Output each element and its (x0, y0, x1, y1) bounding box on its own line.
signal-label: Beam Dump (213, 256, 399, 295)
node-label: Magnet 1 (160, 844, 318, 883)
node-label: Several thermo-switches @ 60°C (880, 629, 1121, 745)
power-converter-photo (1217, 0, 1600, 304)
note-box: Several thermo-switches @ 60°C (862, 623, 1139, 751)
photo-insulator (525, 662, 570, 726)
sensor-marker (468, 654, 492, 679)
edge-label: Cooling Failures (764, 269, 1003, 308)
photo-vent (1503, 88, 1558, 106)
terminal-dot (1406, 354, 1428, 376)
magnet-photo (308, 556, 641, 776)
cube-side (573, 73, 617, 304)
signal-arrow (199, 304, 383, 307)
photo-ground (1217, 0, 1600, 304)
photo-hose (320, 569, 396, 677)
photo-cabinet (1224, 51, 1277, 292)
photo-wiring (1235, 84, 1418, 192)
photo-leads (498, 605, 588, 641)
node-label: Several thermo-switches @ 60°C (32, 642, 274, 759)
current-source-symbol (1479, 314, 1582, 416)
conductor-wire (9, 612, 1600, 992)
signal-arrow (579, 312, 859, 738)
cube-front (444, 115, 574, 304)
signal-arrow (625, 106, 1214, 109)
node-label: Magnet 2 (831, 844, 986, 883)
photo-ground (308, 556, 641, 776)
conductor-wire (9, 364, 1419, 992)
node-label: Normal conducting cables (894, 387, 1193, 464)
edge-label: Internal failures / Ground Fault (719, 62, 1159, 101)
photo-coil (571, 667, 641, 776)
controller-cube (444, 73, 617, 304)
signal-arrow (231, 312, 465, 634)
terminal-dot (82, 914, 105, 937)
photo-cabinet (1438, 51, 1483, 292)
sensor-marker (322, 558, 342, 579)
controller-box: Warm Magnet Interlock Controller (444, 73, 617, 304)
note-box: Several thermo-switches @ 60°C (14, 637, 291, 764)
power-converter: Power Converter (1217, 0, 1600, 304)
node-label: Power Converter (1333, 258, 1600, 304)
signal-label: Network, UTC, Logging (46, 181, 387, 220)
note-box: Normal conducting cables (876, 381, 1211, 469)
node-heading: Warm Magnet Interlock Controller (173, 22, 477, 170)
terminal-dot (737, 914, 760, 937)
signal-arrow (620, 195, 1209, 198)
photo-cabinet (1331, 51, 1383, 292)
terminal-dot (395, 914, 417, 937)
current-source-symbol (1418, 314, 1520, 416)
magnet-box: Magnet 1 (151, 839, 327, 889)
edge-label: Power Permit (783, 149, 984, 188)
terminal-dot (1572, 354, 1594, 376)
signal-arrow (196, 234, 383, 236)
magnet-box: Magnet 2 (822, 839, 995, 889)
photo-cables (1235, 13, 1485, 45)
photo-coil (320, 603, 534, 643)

◆ GIVEN REQUEST
Copy out every line of the listing above, keeping each character unchanged.

◆ ANSWER TO THIS PROBLEM
Output each element and its (x0, y0, x1, y1) bounding box on its own line.
signal-label: Beam Dump (213, 256, 399, 295)
node-label: Magnet 1 (160, 844, 318, 883)
node-label: Several thermo-switches @ 60°C (880, 629, 1121, 745)
power-converter-photo (1217, 0, 1600, 304)
note-box: Several thermo-switches @ 60°C (862, 623, 1139, 751)
photo-insulator (525, 662, 570, 726)
sensor-marker (468, 654, 492, 679)
edge-label: Cooling Failures (764, 269, 1003, 308)
photo-vent (1503, 88, 1558, 106)
terminal-dot (1406, 354, 1428, 376)
magnet-photo (308, 556, 641, 776)
cube-side (573, 73, 617, 304)
signal-arrow (199, 304, 383, 307)
photo-ground (1217, 0, 1600, 304)
photo-hose (320, 569, 396, 677)
photo-cabinet (1224, 51, 1277, 292)
photo-wiring (1235, 84, 1418, 192)
photo-leads (498, 605, 588, 641)
node-label: Several thermo-switches @ 60°C (32, 642, 274, 759)
current-source-symbol (1479, 314, 1582, 416)
conductor-wire (9, 612, 1600, 992)
signal-arrow (579, 312, 859, 738)
cube-front (444, 115, 574, 304)
signal-arrow (625, 106, 1214, 109)
node-label: Magnet 2 (831, 844, 986, 883)
photo-ground (308, 556, 641, 776)
conductor-wire (9, 364, 1419, 992)
node-label: Normal conducting cables (894, 387, 1193, 464)
edge-label: Internal failures / Ground Fault (719, 62, 1159, 101)
photo-coil (571, 667, 641, 776)
controller-cube (444, 73, 617, 304)
signal-arrow (231, 312, 465, 634)
terminal-dot (82, 914, 105, 937)
photo-cabinet (1438, 51, 1483, 292)
sensor-marker (322, 558, 342, 579)
controller-box: Warm Magnet Interlock Controller (444, 73, 617, 304)
note-box: Several thermo-switches @ 60°C (14, 637, 291, 764)
power-converter: Power Converter (1217, 0, 1600, 304)
node-label: Power Converter (1333, 258, 1600, 304)
signal-label: Network, UTC, Logging (46, 181, 387, 220)
note-box: Normal conducting cables (876, 381, 1211, 469)
node-heading: Warm Magnet Interlock Controller (173, 22, 477, 170)
terminal-dot (737, 914, 760, 937)
signal-arrow (620, 195, 1209, 198)
photo-cabinet (1331, 51, 1383, 292)
terminal-dot (395, 914, 417, 937)
current-source-symbol (1418, 314, 1520, 416)
magnet-box: Magnet 1 (151, 839, 327, 889)
edge-label: Power Permit (783, 149, 984, 188)
terminal-dot (1572, 354, 1594, 376)
signal-arrow (196, 234, 383, 236)
magnet-box: Magnet 2 (822, 839, 995, 889)
photo-cables (1235, 13, 1485, 45)
photo-coil (320, 603, 534, 643)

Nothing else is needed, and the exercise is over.